## What you will do
In the material below, list every line carrying the string "image".

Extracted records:
○ ○ ○ ○ ○ ○ ○

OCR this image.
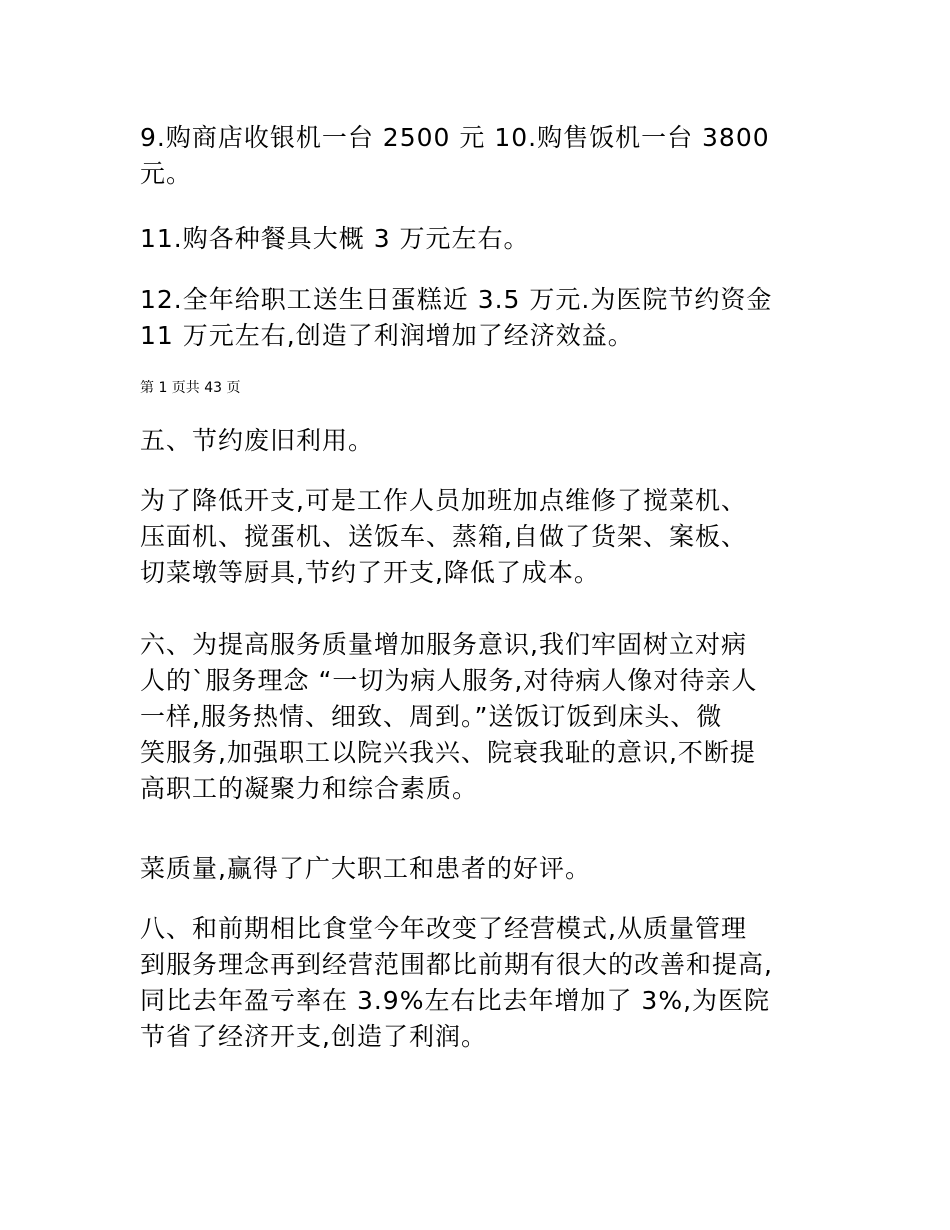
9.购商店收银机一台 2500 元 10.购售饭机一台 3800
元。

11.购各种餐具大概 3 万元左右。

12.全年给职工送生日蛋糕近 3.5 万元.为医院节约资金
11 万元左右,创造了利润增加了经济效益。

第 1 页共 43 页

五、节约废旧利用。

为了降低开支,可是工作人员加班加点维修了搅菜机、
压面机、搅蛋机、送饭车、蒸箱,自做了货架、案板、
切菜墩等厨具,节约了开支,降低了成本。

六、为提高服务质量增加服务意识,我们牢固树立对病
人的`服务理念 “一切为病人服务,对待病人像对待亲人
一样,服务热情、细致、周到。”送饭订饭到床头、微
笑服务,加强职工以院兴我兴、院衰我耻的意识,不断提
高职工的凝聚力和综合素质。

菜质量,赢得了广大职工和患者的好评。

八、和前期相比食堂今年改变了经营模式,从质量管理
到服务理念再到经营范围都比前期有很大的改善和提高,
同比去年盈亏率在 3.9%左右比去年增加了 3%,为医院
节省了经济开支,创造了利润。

○ ○ ○ ○ ○ ○ ○

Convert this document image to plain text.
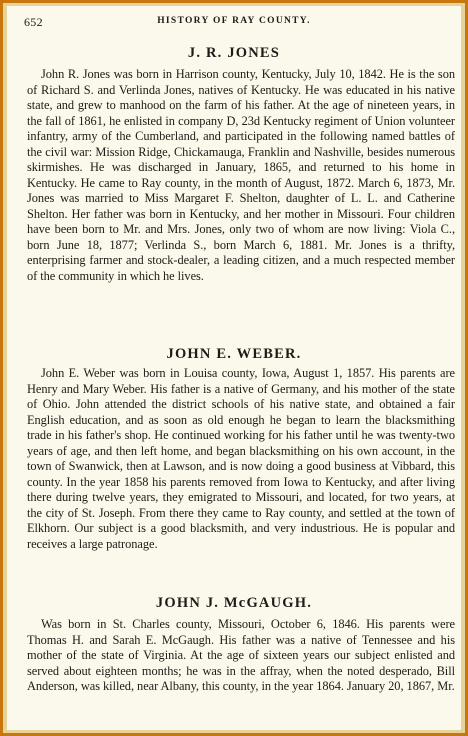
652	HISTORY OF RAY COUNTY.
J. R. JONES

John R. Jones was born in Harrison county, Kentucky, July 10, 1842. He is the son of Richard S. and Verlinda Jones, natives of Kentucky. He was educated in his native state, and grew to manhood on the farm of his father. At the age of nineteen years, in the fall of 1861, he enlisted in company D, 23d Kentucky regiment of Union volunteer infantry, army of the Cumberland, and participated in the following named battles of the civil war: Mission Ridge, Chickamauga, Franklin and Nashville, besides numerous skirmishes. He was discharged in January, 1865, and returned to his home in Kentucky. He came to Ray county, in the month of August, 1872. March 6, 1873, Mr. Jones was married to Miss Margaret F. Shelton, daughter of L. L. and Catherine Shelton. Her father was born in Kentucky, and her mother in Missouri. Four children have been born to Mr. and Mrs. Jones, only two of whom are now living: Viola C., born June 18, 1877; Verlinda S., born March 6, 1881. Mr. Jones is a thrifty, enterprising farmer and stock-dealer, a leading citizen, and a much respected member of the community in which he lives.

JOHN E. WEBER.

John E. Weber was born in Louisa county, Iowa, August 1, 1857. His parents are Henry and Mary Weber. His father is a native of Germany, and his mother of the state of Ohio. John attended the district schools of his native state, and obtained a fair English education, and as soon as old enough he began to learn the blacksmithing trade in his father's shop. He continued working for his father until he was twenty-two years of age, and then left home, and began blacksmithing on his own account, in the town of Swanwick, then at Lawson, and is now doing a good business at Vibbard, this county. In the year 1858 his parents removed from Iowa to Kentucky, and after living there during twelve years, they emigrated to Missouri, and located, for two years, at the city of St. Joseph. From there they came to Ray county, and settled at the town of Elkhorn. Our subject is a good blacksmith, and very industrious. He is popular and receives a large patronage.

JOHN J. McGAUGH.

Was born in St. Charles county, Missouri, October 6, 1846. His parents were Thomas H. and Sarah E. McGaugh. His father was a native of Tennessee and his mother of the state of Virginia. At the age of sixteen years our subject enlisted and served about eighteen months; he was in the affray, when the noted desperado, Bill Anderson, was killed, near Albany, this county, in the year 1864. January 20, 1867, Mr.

○ ○ ○ ○ ○ ○ ○

## Right answer
OCR this image.
Convert this document image to plain text.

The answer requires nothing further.